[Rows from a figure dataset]
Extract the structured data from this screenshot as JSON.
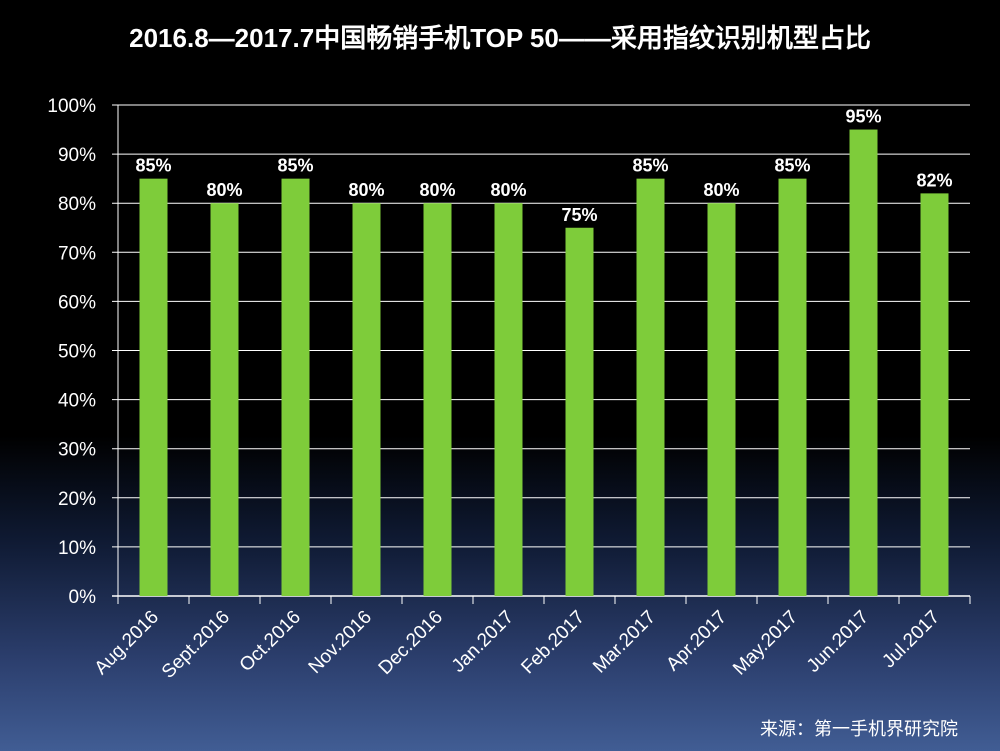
{
  "chart_data": {
    "type": "bar",
    "title": "2016.8—2017.7中国畅销手机TOP 50——采用指纹识别机型占比",
    "categories": [
      "Aug.2016",
      "Sept.2016",
      "Oct.2016",
      "Nov.2016",
      "Dec.2016",
      "Jan.2017",
      "Feb.2017",
      "Mar.2017",
      "Apr.2017",
      "May.2017",
      "Jun.2017",
      "Jul.2017"
    ],
    "values": [
      85,
      80,
      85,
      80,
      80,
      80,
      75,
      85,
      80,
      85,
      95,
      82
    ],
    "data_labels": [
      "85%",
      "80%",
      "85%",
      "80%",
      "80%",
      "80%",
      "75%",
      "85%",
      "80%",
      "85%",
      "95%",
      "82%"
    ],
    "y_tick_labels": [
      "0%",
      "10%",
      "20%",
      "30%",
      "40%",
      "50%",
      "60%",
      "70%",
      "80%",
      "90%",
      "100%"
    ],
    "ylim": [
      0,
      100
    ],
    "xlabel": "",
    "ylabel": "",
    "grid": true,
    "legend": "none",
    "colors": {
      "bar": "#7ecc3a",
      "grid": "#ffffff",
      "text": "#ffffff"
    }
  },
  "footer": {
    "source": "来源：第一手机界研究院"
  }
}
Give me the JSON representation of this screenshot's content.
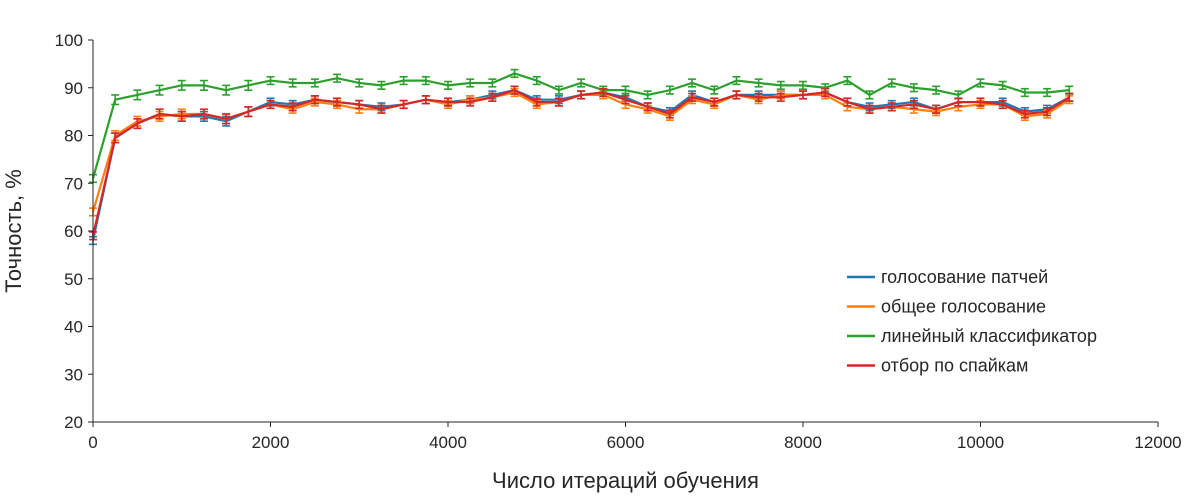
{
  "chart_data": {
    "type": "line",
    "title": "",
    "xlabel": "Число итераций обучения",
    "ylabel": "Точность, %",
    "xlim": [
      0,
      12000
    ],
    "ylim": [
      20,
      100
    ],
    "xticks": [
      0,
      2000,
      4000,
      6000,
      8000,
      10000,
      12000
    ],
    "yticks": [
      20,
      30,
      40,
      50,
      60,
      70,
      80,
      90,
      100
    ],
    "grid": false,
    "legend_position": "lower-right",
    "x": [
      0,
      250,
      500,
      750,
      1000,
      1250,
      1500,
      1750,
      2000,
      2250,
      2500,
      2750,
      3000,
      3250,
      3500,
      3750,
      4000,
      4250,
      4500,
      4750,
      5000,
      5250,
      5500,
      5750,
      6000,
      6250,
      6500,
      6750,
      7000,
      7250,
      7500,
      7750,
      8000,
      8250,
      8500,
      8750,
      9000,
      9250,
      9500,
      9750,
      10000,
      10250,
      10500,
      10750,
      11000
    ],
    "series": [
      {
        "name": "голосование патчей",
        "color": "#1f77b4",
        "values": [
          58,
          79.5,
          82.5,
          84.5,
          84,
          84,
          83,
          85,
          87,
          86.5,
          87.5,
          87,
          86.5,
          86,
          86.5,
          87.5,
          87,
          87.5,
          88.5,
          89.5,
          87.5,
          87.5,
          88.5,
          89,
          88,
          86,
          85,
          88.5,
          87,
          88.5,
          88.5,
          88.5,
          88.5,
          89,
          87,
          86,
          86.5,
          87,
          85.5,
          87,
          87,
          87,
          85,
          85.5,
          88
        ],
        "errors": [
          0.8,
          1,
          1,
          1,
          1,
          1,
          1,
          1,
          0.8,
          0.8,
          0.8,
          0.8,
          0.8,
          0.8,
          0.8,
          0.8,
          0.8,
          0.8,
          0.8,
          0.8,
          0.8,
          0.8,
          0.8,
          0.8,
          0.8,
          0.8,
          0.8,
          0.8,
          0.8,
          0.8,
          0.8,
          0.8,
          0.8,
          0.8,
          0.8,
          0.8,
          0.8,
          0.8,
          0.8,
          0.8,
          0.8,
          0.8,
          0.8,
          0.8,
          0.8
        ]
      },
      {
        "name": "общее голосование",
        "color": "#ff7f0e",
        "values": [
          64,
          80,
          83,
          84,
          84.5,
          84.5,
          83.5,
          85,
          86.5,
          85.5,
          87,
          86.5,
          85.5,
          85.5,
          86.5,
          87.5,
          86.5,
          87.5,
          88,
          89,
          86.5,
          87,
          88.5,
          88.5,
          86.5,
          85.5,
          84,
          87.5,
          86.5,
          88.5,
          87.5,
          88.5,
          88.5,
          88.5,
          86,
          85.5,
          86,
          85.5,
          85,
          86,
          86.5,
          86.5,
          84,
          84.5,
          87.5
        ],
        "errors": [
          0.8,
          1,
          1,
          1,
          1,
          1,
          1,
          1,
          0.8,
          0.8,
          0.8,
          0.8,
          0.8,
          0.8,
          0.8,
          0.8,
          0.8,
          0.8,
          0.8,
          0.8,
          0.8,
          0.8,
          0.8,
          0.8,
          0.8,
          0.8,
          0.8,
          0.8,
          0.8,
          0.8,
          0.8,
          0.8,
          0.8,
          0.8,
          0.8,
          0.8,
          0.8,
          0.8,
          0.8,
          0.8,
          0.8,
          0.8,
          0.8,
          0.8,
          0.8
        ]
      },
      {
        "name": "линейный классификатор",
        "color": "#2ca02c",
        "values": [
          71,
          87.5,
          88.5,
          89.5,
          90.5,
          90.5,
          89.5,
          90.5,
          91.5,
          91,
          91,
          92,
          91,
          90.5,
          91.5,
          91.5,
          90.5,
          91,
          91,
          93,
          91.5,
          89.5,
          91,
          89.5,
          89.5,
          88.5,
          89.5,
          91,
          89.5,
          91.5,
          91,
          90.5,
          90.5,
          90,
          91.5,
          88.5,
          91,
          90,
          89.5,
          88.5,
          91,
          90.5,
          89,
          89,
          89.5
        ],
        "errors": [
          0.8,
          1,
          1,
          1,
          1,
          1,
          1,
          1,
          0.8,
          0.8,
          0.8,
          0.8,
          0.8,
          0.8,
          0.8,
          0.8,
          0.8,
          0.8,
          0.8,
          0.8,
          0.8,
          0.8,
          0.8,
          0.8,
          0.8,
          0.8,
          0.8,
          0.8,
          0.8,
          0.8,
          0.8,
          0.8,
          0.8,
          0.8,
          0.8,
          0.8,
          0.8,
          0.8,
          0.8,
          0.8,
          0.8,
          0.8,
          0.8,
          0.8,
          0.8
        ]
      },
      {
        "name": "отбор по спайкам",
        "color": "#d62728",
        "values": [
          59,
          79.5,
          82.5,
          84.5,
          84,
          84.5,
          83.5,
          85,
          86.5,
          86,
          87.5,
          87,
          86.5,
          85.5,
          86.5,
          87.5,
          87,
          87,
          88,
          89.5,
          87,
          87,
          88.5,
          89,
          87.5,
          86,
          84.5,
          88,
          87,
          88.5,
          88,
          88,
          88.5,
          89,
          87,
          85.5,
          86,
          86.5,
          85.5,
          87,
          87,
          86.5,
          84.5,
          85,
          88
        ],
        "errors": [
          0.8,
          1,
          1,
          1,
          1,
          1,
          1,
          1,
          0.8,
          0.8,
          0.8,
          0.8,
          0.8,
          0.8,
          0.8,
          0.8,
          0.8,
          0.8,
          0.8,
          0.8,
          0.8,
          0.8,
          0.8,
          0.8,
          0.8,
          0.8,
          0.8,
          0.8,
          0.8,
          0.8,
          0.8,
          0.8,
          0.8,
          0.8,
          0.8,
          0.8,
          0.8,
          0.8,
          0.8,
          0.8,
          0.8,
          0.8,
          0.8,
          0.8,
          0.8
        ]
      }
    ]
  }
}
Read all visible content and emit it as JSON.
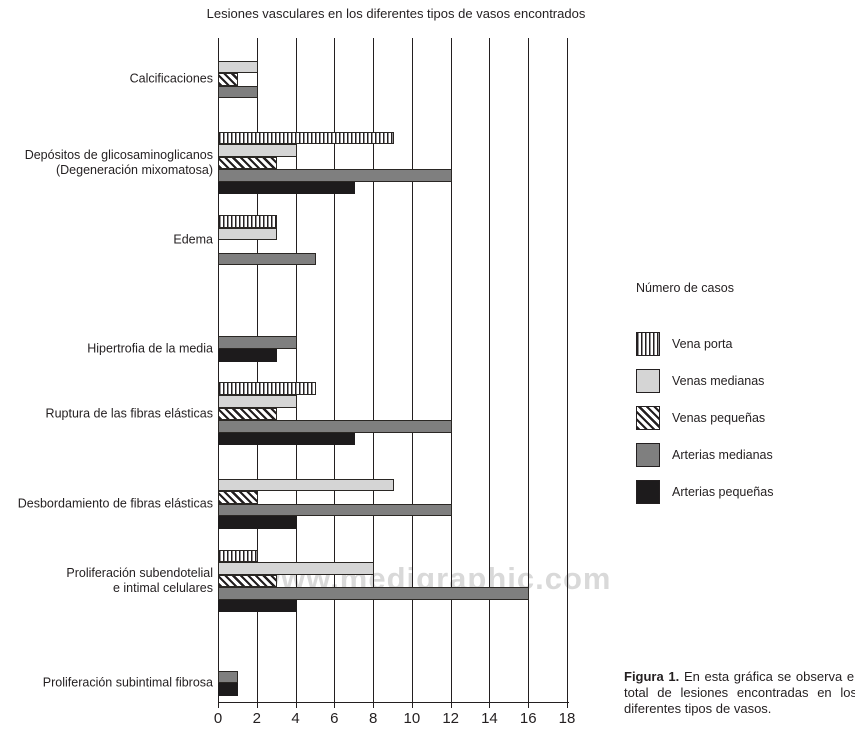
{
  "title": "Lesiones vasculares en los diferentes tipos de vasos encontrados",
  "watermark": "www.medigraphic.com",
  "legend": {
    "title": "Número de casos",
    "items": [
      {
        "label": "Vena porta",
        "pattern": "vstripes"
      },
      {
        "label": "Venas medianas",
        "pattern": "light"
      },
      {
        "label": "Venas pequeñas",
        "pattern": "diag"
      },
      {
        "label": "Arterias medianas",
        "pattern": "mid"
      },
      {
        "label": "Arterias pequeñas",
        "pattern": "black"
      }
    ]
  },
  "caption": {
    "label": "Figura 1.",
    "text": "En esta gráfica se observa el total de lesiones encontradas en los diferentes tipos de vasos."
  },
  "colors": {
    "light_gray": "#d5d5d5",
    "mid_gray": "#7f7f7f",
    "black": "#1d1b1c",
    "line": "#231f20",
    "watermark_gray": "#d9d9d9"
  },
  "chart_data": {
    "type": "bar",
    "orientation": "horizontal",
    "title": "Lesiones vasculares en los diferentes tipos de vasos encontrados",
    "xlabel": "",
    "ylabel": "",
    "xlim": [
      0,
      18
    ],
    "x_ticks": [
      0,
      2,
      4,
      6,
      8,
      10,
      12,
      14,
      16,
      18
    ],
    "grid": true,
    "legend_position": "right",
    "categories": [
      "Calcificaciones",
      "Depósitos de glicosaminoglicanos\n(Degeneración mixomatosa)",
      "Edema",
      "Hipertrofia de la media",
      "Ruptura de las fibras elásticas",
      "Desbordamiento de fibras elásticas",
      "Proliferación subendotelial\ne intimal celulares",
      "Proliferación subintimal fibrosa"
    ],
    "series": [
      {
        "name": "Vena porta",
        "values": [
          0,
          9,
          3,
          0,
          5,
          0,
          2,
          0
        ]
      },
      {
        "name": "Venas medianas",
        "values": [
          2,
          4,
          3,
          0,
          4,
          9,
          8,
          0
        ]
      },
      {
        "name": "Venas pequeñas",
        "values": [
          1,
          3,
          0,
          0,
          3,
          2,
          3,
          0
        ]
      },
      {
        "name": "Arterias medianas",
        "values": [
          2,
          12,
          5,
          4,
          12,
          12,
          16,
          1
        ]
      },
      {
        "name": "Arterias pequeñas",
        "values": [
          0,
          7,
          0,
          3,
          7,
          4,
          4,
          1
        ]
      }
    ]
  }
}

### Task brief
Read the entries and pick out all lines that include the word "JSON".

### Task answer
Extract the structured data from this screenshot as JSON.
Give me the JSON representation of this screenshot's content.
Read all visible content and emit it as JSON.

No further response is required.